:: Material
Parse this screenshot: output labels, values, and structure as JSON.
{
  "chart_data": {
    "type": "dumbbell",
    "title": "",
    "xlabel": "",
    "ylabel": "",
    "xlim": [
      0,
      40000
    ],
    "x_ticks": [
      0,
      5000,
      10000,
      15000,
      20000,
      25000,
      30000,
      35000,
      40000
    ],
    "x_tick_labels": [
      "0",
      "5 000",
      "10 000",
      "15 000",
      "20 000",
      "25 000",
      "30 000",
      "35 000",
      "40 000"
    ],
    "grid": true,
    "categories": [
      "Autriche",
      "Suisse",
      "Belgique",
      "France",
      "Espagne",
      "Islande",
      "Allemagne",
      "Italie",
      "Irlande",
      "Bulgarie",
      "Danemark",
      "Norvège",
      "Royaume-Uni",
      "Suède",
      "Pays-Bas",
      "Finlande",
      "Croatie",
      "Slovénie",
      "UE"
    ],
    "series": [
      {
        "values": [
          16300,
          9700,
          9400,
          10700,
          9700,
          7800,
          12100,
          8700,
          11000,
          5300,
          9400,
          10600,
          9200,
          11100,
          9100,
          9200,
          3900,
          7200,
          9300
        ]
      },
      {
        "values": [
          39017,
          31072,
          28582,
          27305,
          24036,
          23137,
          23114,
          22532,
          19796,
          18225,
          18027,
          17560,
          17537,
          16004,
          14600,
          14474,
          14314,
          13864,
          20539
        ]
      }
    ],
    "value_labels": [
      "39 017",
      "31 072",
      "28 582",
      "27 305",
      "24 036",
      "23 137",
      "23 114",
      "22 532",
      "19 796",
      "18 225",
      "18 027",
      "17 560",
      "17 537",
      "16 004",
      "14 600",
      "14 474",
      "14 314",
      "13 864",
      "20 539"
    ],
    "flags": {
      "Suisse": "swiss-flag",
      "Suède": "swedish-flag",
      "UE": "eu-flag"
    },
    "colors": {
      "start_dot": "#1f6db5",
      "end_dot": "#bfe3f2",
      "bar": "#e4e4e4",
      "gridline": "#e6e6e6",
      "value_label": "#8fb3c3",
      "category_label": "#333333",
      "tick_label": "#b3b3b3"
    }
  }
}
::::
• **Stated task**
Extract all of the data shown above without alteration.

• **Full response**
Parse this screenshot: output labels, values, and structure as JSON.
{
  "chart_data": {
    "type": "dumbbell",
    "title": "",
    "xlabel": "",
    "ylabel": "",
    "xlim": [
      0,
      40000
    ],
    "x_ticks": [
      0,
      5000,
      10000,
      15000,
      20000,
      25000,
      30000,
      35000,
      40000
    ],
    "x_tick_labels": [
      "0",
      "5 000",
      "10 000",
      "15 000",
      "20 000",
      "25 000",
      "30 000",
      "35 000",
      "40 000"
    ],
    "grid": true,
    "categories": [
      "Autriche",
      "Suisse",
      "Belgique",
      "France",
      "Espagne",
      "Islande",
      "Allemagne",
      "Italie",
      "Irlande",
      "Bulgarie",
      "Danemark",
      "Norvège",
      "Royaume-Uni",
      "Suède",
      "Pays-Bas",
      "Finlande",
      "Croatie",
      "Slovénie",
      "UE"
    ],
    "series": [
      {
        "values": [
          16300,
          9700,
          9400,
          10700,
          9700,
          7800,
          12100,
          8700,
          11000,
          5300,
          9400,
          10600,
          9200,
          11100,
          9100,
          9200,
          3900,
          7200,
          9300
        ]
      },
      {
        "values": [
          39017,
          31072,
          28582,
          27305,
          24036,
          23137,
          23114,
          22532,
          19796,
          18225,
          18027,
          17560,
          17537,
          16004,
          14600,
          14474,
          14314,
          13864,
          20539
        ]
      }
    ],
    "value_labels": [
      "39 017",
      "31 072",
      "28 582",
      "27 305",
      "24 036",
      "23 137",
      "23 114",
      "22 532",
      "19 796",
      "18 225",
      "18 027",
      "17 560",
      "17 537",
      "16 004",
      "14 600",
      "14 474",
      "14 314",
      "13 864",
      "20 539"
    ],
    "flags": {
      "Suisse": "swiss-flag",
      "Suède": "swedish-flag",
      "UE": "eu-flag"
    },
    "colors": {
      "start_dot": "#1f6db5",
      "end_dot": "#bfe3f2",
      "bar": "#e4e4e4",
      "gridline": "#e6e6e6",
      "value_label": "#8fb3c3",
      "category_label": "#333333",
      "tick_label": "#b3b3b3"
    }
  }
}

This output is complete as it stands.